begin SUPPLIED DATA
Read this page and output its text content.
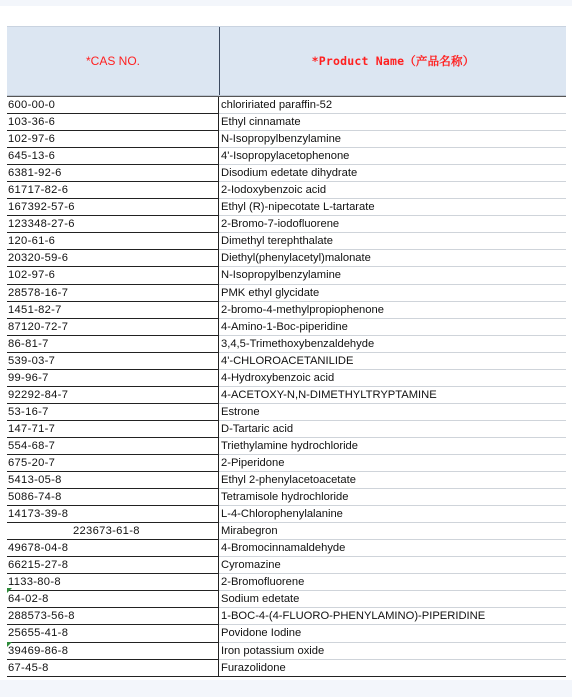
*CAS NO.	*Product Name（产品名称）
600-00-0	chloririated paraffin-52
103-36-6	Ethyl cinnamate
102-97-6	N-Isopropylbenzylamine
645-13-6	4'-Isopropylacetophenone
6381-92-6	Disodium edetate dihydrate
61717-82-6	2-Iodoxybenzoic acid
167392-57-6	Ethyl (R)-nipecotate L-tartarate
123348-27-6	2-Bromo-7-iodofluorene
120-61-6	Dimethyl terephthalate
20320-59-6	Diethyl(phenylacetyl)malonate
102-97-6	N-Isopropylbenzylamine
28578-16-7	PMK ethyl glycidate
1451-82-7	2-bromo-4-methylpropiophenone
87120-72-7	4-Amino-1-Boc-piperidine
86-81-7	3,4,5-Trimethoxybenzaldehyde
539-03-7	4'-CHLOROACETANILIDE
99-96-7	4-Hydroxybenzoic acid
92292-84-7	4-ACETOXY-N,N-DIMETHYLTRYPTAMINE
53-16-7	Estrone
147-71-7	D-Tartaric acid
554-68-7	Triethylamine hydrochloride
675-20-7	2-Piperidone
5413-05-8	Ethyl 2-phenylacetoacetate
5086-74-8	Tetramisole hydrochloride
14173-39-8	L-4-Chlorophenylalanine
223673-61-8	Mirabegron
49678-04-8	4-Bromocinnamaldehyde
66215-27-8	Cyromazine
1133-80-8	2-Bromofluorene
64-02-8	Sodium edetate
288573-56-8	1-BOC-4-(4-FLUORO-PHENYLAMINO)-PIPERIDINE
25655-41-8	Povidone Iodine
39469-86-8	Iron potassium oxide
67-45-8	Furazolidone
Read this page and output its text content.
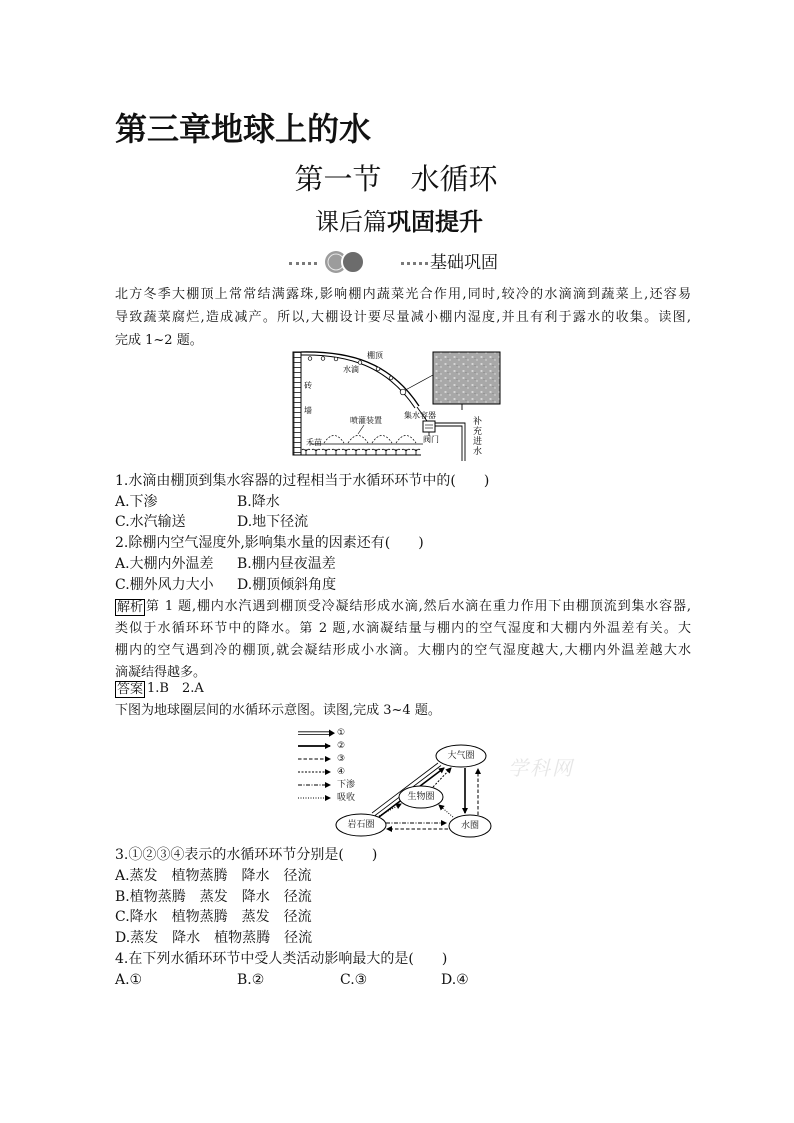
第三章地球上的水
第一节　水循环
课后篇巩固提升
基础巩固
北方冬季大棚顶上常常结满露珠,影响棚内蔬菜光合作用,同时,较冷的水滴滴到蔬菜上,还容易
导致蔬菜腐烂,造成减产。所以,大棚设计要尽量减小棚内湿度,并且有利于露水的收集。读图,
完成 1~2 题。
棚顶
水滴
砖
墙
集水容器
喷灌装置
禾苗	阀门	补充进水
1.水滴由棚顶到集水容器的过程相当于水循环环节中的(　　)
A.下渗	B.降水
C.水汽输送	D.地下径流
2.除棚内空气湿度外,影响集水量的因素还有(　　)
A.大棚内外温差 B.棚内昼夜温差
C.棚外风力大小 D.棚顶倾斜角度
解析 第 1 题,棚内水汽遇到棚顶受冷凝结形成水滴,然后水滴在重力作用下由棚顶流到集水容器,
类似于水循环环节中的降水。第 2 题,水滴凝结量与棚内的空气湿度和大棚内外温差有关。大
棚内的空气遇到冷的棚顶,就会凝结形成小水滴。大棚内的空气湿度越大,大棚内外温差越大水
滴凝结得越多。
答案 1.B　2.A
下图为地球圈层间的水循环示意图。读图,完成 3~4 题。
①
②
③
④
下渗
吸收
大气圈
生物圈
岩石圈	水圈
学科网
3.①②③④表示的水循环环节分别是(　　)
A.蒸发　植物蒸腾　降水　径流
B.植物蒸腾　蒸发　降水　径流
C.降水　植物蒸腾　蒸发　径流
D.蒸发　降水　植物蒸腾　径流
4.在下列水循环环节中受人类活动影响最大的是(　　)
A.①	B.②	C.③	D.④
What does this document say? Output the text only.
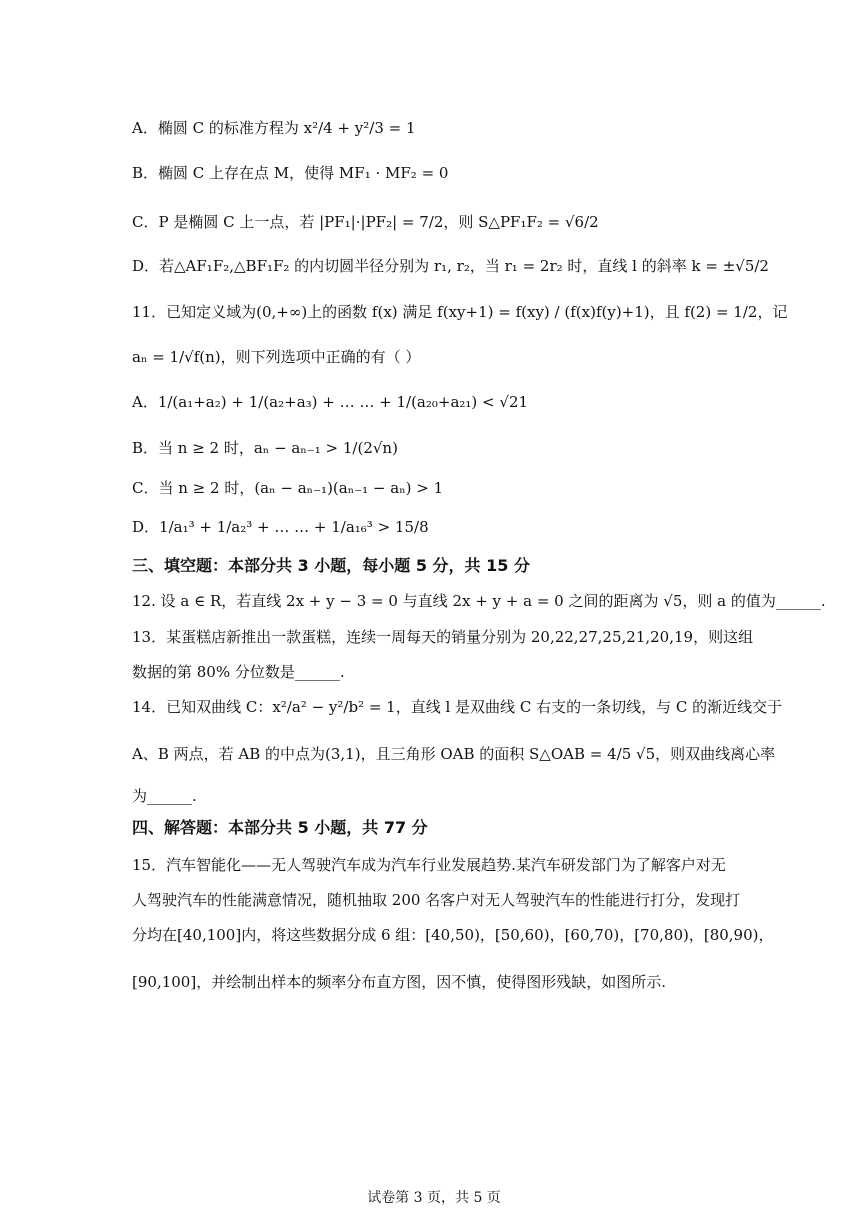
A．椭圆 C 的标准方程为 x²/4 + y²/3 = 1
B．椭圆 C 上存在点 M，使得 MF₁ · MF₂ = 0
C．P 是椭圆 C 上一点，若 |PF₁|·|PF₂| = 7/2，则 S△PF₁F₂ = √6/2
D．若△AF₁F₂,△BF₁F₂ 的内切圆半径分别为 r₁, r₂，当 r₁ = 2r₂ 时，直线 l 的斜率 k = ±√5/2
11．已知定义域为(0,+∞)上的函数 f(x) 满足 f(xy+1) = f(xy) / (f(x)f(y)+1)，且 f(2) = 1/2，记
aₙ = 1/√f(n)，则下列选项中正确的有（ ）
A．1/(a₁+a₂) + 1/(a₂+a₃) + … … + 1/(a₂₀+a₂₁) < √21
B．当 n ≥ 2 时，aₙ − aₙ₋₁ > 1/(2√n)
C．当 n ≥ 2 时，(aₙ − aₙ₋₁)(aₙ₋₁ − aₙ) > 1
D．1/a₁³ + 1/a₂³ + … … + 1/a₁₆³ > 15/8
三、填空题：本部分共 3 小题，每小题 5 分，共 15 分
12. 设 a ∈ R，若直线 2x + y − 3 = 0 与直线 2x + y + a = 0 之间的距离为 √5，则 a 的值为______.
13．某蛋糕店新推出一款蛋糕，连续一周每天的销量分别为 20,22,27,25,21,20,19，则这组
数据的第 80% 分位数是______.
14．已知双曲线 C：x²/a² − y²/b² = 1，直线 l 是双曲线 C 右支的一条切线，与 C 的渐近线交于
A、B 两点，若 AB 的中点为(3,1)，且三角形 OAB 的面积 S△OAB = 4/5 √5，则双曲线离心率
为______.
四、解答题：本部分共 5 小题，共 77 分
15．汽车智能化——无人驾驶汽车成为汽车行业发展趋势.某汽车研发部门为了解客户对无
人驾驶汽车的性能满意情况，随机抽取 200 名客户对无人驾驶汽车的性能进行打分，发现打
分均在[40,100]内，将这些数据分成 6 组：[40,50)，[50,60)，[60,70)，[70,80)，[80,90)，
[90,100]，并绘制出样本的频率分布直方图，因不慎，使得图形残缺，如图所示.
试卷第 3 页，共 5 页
end SUPPLIED DATA
STATED GOAL :: Copy each line of the entries that includes the word "本部分共".

RESPONSE TO THE TASK ::
三、填空题：本部分共 3 小题，每小题 5 分，共 15 分
四、解答题：本部分共 5 小题，共 77 分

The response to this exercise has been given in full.